* begin *

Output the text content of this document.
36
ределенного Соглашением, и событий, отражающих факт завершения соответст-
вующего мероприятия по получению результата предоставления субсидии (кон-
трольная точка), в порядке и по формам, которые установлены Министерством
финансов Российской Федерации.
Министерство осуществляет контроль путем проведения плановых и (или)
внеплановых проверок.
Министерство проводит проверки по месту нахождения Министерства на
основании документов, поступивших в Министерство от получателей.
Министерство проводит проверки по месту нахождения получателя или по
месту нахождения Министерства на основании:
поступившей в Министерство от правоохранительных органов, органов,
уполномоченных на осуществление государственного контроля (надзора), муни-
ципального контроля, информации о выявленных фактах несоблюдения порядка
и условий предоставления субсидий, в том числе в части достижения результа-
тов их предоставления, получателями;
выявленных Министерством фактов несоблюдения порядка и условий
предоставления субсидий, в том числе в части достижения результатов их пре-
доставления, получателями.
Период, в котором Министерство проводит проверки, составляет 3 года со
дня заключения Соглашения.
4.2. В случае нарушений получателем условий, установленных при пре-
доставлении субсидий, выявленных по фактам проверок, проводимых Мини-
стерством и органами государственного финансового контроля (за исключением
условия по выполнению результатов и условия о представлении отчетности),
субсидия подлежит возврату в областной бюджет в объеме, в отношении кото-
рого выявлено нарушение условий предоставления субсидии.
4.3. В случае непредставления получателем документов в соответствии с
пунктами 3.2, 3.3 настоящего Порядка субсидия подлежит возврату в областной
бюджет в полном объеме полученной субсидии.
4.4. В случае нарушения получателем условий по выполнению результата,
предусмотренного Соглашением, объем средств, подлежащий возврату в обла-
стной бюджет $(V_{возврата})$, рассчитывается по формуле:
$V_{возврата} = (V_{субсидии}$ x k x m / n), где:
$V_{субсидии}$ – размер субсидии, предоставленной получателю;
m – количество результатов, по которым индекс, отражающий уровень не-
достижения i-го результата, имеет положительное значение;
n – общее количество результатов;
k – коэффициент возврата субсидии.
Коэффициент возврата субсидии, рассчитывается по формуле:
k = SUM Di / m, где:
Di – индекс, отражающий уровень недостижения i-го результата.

* end *

- **Task to carry out**
Collect the lines of the records that include the string "Министерства".

- **Solution to this task**
Министерство проводит проверки по месту нахождения Министерства на
месту нахождения Министерства на основании:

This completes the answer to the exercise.